■ **WHAT YOU ARE ASKED TO DO**: Rewrite all the entries below as one numbered list, one line per item, skipping any blank lines.
* begin DATASET EXTRACT *
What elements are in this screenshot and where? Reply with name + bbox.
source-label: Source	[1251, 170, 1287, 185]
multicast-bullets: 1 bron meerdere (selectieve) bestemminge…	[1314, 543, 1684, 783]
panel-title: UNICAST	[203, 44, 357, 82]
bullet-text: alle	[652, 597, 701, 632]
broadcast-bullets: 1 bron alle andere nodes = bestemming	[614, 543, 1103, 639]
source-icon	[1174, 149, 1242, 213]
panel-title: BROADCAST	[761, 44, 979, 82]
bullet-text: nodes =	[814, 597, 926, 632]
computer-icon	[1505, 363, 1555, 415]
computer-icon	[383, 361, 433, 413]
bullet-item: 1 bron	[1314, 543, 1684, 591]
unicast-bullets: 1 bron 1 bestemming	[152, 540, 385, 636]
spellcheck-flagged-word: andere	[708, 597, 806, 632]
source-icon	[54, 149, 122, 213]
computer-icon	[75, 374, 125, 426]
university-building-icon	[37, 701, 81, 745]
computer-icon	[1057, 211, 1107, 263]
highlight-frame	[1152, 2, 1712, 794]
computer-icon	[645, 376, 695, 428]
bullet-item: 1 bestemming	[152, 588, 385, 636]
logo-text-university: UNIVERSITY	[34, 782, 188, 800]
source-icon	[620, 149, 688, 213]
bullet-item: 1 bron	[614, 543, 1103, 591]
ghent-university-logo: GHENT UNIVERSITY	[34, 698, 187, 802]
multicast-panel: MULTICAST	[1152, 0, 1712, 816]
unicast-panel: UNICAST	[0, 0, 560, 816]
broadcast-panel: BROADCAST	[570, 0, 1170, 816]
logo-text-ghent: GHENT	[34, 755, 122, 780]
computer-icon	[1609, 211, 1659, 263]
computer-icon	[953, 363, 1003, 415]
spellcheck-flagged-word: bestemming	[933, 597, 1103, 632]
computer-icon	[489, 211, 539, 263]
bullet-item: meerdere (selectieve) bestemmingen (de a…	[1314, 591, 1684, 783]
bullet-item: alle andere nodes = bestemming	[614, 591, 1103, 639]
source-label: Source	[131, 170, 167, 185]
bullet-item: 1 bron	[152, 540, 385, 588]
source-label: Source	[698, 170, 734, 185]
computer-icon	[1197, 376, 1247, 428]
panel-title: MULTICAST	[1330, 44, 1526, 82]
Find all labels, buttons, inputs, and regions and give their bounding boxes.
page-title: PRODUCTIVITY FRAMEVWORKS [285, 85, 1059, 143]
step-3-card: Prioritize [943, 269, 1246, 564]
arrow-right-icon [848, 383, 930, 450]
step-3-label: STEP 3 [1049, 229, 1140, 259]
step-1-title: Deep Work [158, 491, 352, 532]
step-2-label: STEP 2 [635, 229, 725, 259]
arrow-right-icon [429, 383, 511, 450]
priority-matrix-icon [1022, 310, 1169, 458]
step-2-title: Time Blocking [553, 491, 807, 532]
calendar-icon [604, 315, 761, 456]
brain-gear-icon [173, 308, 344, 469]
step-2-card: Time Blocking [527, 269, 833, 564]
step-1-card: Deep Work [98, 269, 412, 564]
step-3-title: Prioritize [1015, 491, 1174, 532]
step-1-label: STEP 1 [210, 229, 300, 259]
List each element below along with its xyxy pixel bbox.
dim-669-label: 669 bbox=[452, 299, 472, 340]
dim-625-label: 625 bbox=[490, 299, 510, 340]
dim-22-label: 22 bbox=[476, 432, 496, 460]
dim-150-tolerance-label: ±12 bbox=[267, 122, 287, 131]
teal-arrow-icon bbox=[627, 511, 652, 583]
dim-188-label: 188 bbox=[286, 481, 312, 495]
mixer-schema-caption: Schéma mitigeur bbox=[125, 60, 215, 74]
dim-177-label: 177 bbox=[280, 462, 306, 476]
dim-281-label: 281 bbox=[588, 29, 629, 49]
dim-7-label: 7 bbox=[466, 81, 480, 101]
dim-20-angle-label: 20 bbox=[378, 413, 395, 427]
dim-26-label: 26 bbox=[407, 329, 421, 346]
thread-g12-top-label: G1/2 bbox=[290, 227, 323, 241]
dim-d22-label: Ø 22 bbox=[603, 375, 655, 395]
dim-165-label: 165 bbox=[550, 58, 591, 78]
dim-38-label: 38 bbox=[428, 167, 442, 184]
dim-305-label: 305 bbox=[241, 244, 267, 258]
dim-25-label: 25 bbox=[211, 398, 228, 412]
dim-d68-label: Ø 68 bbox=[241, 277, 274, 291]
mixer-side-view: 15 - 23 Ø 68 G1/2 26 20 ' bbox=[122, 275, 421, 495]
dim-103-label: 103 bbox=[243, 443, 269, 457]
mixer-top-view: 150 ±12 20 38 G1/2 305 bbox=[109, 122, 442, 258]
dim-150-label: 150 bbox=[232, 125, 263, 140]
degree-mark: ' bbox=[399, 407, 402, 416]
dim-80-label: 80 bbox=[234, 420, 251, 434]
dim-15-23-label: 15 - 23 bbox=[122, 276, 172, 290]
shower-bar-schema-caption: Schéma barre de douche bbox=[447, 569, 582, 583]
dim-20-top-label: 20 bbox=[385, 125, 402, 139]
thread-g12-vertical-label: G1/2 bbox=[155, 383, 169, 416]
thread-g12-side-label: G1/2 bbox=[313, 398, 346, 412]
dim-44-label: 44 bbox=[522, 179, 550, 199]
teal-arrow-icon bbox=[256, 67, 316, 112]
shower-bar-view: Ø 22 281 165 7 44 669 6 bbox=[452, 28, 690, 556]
* end DATASET EXTRACT *
■ **EXERCISE SOLUTION**:
1. What elements are in this screenshot and where? Reply with name + bbox.
2. source-label: Source	[1251, 170, 1287, 185]
3. multicast-bullets: 1 bron meerdere (selectieve) bestemminge…	[1314, 543, 1684, 783]
4. panel-title: UNICAST	[203, 44, 357, 82]
5. bullet-text: alle	[652, 597, 701, 632]
6. broadcast-bullets: 1 bron alle andere nodes = bestemming	[614, 543, 1103, 639]
7. source-icon	[1174, 149, 1242, 213]
8. panel-title: BROADCAST	[761, 44, 979, 82]
9. bullet-text: nodes =	[814, 597, 926, 632]
10. computer-icon	[1505, 363, 1555, 415]
11. computer-icon	[383, 361, 433, 413]
12. bullet-item: 1 bron	[1314, 543, 1684, 591]
13. unicast-bullets: 1 bron 1 bestemming	[152, 540, 385, 636]
14. spellcheck-flagged-word: andere	[708, 597, 806, 632]
15. source-icon	[54, 149, 122, 213]
16. computer-icon	[75, 374, 125, 426]
17. university-building-icon	[37, 701, 81, 745]
18. computer-icon	[1057, 211, 1107, 263]
19. highlight-frame	[1152, 2, 1712, 794]
20. computer-icon	[645, 376, 695, 428]
21. bullet-item: 1 bestemming	[152, 588, 385, 636]
22. logo-text-university: UNIVERSITY	[34, 782, 188, 800]
23. source-icon	[620, 149, 688, 213]
24. bullet-item: 1 bron	[614, 543, 1103, 591]
25. ghent-university-logo: GHENT UNIVERSITY	[34, 698, 187, 802]
26. multicast-panel: MULTICAST	[1152, 0, 1712, 816]
27. unicast-panel: UNICAST	[0, 0, 560, 816]
28. broadcast-panel: BROADCAST	[570, 0, 1170, 816]
29. logo-text-ghent: GHENT	[34, 755, 122, 780]
30. computer-icon	[1609, 211, 1659, 263]
31. computer-icon	[953, 363, 1003, 415]
32. spellcheck-flagged-word: bestemming	[933, 597, 1103, 632]
33. computer-icon	[489, 211, 539, 263]
34. bullet-item: meerdere (selectieve) bestemmingen (de a…	[1314, 591, 1684, 783]
35. bullet-item: alle andere nodes = bestemming	[614, 591, 1103, 639]
36. source-label: Source	[131, 170, 167, 185]
37. bullet-item: 1 bron	[152, 540, 385, 588]
38. source-label: Source	[698, 170, 734, 185]
39. computer-icon	[1197, 376, 1247, 428]
40. panel-title: MULTICAST	[1330, 44, 1526, 82]
41. Find all labels, buttons, inputs, and regions and give their bounding boxes.
42. page-title: PRODUCTIVITY FRAMEVWORKS [285, 85, 1059, 143]
43. step-3-card: Prioritize [943, 269, 1246, 564]
44. arrow-right-icon [848, 383, 930, 450]
45. step-3-label: STEP 3 [1049, 229, 1140, 259]
46. step-1-title: Deep Work [158, 491, 352, 532]
47. step-2-label: STEP 2 [635, 229, 725, 259]
48. arrow-right-icon [429, 383, 511, 450]
49. priority-matrix-icon [1022, 310, 1169, 458]
50. step-2-title: Time Blocking [553, 491, 807, 532]
51. calendar-icon [604, 315, 761, 456]
52. brain-gear-icon [173, 308, 344, 469]
53. step-2-card: Time Blocking [527, 269, 833, 564]
54. step-1-card: Deep Work [98, 269, 412, 564]
55. step-3-title: Prioritize [1015, 491, 1174, 532]
56. step-1-label: STEP 1 [210, 229, 300, 259]
57. List each element below along with its xyxy pixel bbox.
58. dim-669-label: 669 bbox=[452, 299, 472, 340]
59. dim-625-label: 625 bbox=[490, 299, 510, 340]
60. dim-22-label: 22 bbox=[476, 432, 496, 460]
61. dim-150-tolerance-label: ±12 bbox=[267, 122, 287, 131]
62. teal-arrow-icon bbox=[627, 511, 652, 583]
63. dim-188-label: 188 bbox=[286, 481, 312, 495]
64. mixer-schema-caption: Schéma mitigeur bbox=[125, 60, 215, 74]
65. dim-177-label: 177 bbox=[280, 462, 306, 476]
66. dim-281-label: 281 bbox=[588, 29, 629, 49]
67. dim-7-label: 7 bbox=[466, 81, 480, 101]
68. dim-20-angle-label: 20 bbox=[378, 413, 395, 427]
69. dim-26-label: 26 bbox=[407, 329, 421, 346]
70. thread-g12-top-label: G1/2 bbox=[290, 227, 323, 241]
71. dim-d22-label: Ø 22 bbox=[603, 375, 655, 395]
72. dim-165-label: 165 bbox=[550, 58, 591, 78]
73. dim-38-label: 38 bbox=[428, 167, 442, 184]
74. dim-305-label: 305 bbox=[241, 244, 267, 258]
75. dim-25-label: 25 bbox=[211, 398, 228, 412]
76. dim-d68-label: Ø 68 bbox=[241, 277, 274, 291]
77. mixer-side-view: 15 - 23 Ø 68 G1/2 26 20 ' bbox=[122, 275, 421, 495]
78. dim-103-label: 103 bbox=[243, 443, 269, 457]
79. mixer-top-view: 150 ±12 20 38 G1/2 305 bbox=[109, 122, 442, 258]
80. dim-150-label: 150 bbox=[232, 125, 263, 140]
81. degree-mark: ' bbox=[399, 407, 402, 416]
82. dim-80-label: 80 bbox=[234, 420, 251, 434]
83. dim-15-23-label: 15 - 23 bbox=[122, 276, 172, 290]
84. shower-bar-schema-caption: Schéma barre de douche bbox=[447, 569, 582, 583]
85. dim-20-top-label: 20 bbox=[385, 125, 402, 139]
86. thread-g12-vertical-label: G1/2 bbox=[155, 383, 169, 416]
87. thread-g12-side-label: G1/2 bbox=[313, 398, 346, 412]
88. dim-44-label: 44 bbox=[522, 179, 550, 199]
89. teal-arrow-icon bbox=[256, 67, 316, 112]
90. shower-bar-view: Ø 22 281 165 7 44 669 6 bbox=[452, 28, 690, 556]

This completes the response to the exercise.